> **Your objective**
List the lines of this listing that hold the word "JSON".

· · · · ·

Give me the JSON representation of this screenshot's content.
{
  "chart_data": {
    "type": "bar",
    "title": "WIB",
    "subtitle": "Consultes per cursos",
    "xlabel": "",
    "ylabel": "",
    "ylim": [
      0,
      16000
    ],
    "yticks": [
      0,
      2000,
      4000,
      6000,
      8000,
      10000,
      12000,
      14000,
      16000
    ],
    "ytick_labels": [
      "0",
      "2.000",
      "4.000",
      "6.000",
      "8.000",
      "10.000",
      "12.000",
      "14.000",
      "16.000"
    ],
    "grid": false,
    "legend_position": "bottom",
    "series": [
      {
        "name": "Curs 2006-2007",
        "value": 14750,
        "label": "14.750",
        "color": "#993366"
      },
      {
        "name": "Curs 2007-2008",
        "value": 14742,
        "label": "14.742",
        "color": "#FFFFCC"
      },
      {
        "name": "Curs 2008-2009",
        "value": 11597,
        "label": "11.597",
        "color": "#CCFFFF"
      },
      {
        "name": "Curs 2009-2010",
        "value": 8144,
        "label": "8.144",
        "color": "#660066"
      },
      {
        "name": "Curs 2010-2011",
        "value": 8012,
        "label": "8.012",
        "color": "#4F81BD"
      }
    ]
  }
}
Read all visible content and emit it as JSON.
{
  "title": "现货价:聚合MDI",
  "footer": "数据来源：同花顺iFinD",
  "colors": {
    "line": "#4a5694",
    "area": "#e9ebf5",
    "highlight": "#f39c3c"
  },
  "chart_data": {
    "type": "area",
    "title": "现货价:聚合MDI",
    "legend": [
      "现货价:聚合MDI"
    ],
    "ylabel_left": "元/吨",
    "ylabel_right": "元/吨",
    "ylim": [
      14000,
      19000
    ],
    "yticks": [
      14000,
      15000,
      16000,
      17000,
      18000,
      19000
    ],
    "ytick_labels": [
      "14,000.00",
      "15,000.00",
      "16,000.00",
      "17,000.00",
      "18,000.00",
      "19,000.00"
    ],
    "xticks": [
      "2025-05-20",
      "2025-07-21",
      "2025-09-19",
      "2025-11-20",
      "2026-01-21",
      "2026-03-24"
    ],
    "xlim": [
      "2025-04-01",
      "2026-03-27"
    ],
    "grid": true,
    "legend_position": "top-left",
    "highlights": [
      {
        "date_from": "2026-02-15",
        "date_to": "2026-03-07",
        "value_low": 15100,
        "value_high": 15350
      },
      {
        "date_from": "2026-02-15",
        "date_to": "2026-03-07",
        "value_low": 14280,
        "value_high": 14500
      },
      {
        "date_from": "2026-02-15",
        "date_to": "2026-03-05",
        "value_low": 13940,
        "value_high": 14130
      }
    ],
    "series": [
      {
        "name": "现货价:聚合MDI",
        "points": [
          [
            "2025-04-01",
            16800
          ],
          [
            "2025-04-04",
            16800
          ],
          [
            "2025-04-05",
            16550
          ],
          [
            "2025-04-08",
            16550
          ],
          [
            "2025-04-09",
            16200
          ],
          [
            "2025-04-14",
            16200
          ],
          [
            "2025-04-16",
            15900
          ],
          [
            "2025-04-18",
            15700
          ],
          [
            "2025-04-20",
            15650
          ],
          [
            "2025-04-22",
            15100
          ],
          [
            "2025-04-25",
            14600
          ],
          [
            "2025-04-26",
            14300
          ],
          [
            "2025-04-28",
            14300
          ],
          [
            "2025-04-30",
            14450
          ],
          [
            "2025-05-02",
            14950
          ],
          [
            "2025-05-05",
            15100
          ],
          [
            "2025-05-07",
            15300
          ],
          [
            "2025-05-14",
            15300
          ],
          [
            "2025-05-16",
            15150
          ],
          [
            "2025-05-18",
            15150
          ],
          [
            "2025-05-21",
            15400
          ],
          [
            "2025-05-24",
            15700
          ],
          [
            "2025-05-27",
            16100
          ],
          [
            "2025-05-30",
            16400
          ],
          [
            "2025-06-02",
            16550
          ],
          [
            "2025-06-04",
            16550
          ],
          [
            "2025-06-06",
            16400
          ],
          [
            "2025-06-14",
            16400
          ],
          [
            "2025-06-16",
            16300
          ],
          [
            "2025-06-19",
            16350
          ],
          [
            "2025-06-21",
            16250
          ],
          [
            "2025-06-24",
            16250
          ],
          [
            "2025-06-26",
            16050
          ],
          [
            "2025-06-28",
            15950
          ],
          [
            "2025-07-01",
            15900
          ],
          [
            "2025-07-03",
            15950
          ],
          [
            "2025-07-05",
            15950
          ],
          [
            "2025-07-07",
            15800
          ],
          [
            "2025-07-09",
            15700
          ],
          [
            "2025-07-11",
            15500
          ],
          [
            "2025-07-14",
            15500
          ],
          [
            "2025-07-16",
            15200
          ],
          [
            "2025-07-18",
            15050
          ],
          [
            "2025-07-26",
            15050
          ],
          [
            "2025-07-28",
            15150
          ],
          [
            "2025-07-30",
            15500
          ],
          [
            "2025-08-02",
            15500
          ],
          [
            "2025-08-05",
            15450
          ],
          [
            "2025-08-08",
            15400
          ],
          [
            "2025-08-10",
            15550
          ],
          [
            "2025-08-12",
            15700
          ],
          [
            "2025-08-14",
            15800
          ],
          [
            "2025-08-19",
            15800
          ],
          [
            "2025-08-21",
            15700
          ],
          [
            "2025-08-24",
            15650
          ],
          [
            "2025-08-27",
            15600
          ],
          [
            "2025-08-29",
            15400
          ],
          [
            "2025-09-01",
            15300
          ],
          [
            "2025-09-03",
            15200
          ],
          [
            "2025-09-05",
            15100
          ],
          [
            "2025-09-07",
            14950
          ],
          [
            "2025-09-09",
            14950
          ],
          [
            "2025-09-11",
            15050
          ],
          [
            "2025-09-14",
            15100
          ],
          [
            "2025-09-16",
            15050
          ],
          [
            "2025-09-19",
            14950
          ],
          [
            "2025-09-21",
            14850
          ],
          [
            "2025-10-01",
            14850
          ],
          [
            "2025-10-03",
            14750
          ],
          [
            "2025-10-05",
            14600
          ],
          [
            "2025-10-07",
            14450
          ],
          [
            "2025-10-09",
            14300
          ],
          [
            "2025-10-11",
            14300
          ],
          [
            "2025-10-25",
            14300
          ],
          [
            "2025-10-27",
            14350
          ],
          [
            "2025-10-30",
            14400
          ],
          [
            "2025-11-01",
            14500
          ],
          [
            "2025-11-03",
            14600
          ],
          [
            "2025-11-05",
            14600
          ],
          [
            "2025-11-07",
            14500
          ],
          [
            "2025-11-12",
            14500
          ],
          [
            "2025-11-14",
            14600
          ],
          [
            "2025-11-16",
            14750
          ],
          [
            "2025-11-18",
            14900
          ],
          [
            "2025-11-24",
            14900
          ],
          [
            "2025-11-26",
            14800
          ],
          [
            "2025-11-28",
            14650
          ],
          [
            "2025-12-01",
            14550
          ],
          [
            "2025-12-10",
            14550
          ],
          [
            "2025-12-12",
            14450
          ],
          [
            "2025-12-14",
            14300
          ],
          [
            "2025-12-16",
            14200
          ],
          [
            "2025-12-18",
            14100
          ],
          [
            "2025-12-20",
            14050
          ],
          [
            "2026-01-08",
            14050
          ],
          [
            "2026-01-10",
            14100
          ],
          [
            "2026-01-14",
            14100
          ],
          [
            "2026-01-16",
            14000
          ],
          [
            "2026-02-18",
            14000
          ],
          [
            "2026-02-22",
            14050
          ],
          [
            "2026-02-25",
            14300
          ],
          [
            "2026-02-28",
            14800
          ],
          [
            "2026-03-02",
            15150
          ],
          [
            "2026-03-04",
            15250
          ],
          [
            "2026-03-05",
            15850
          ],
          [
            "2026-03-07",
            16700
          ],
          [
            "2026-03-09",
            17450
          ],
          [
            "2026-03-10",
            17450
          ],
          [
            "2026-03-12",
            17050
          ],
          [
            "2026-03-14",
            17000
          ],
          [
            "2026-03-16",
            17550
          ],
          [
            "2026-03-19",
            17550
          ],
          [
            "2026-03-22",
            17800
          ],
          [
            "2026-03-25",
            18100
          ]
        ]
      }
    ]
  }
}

· · · · ·

> **Response to the exercise**
Give me the JSON representation of this screenshot's content.
Read all visible content and emit it as JSON.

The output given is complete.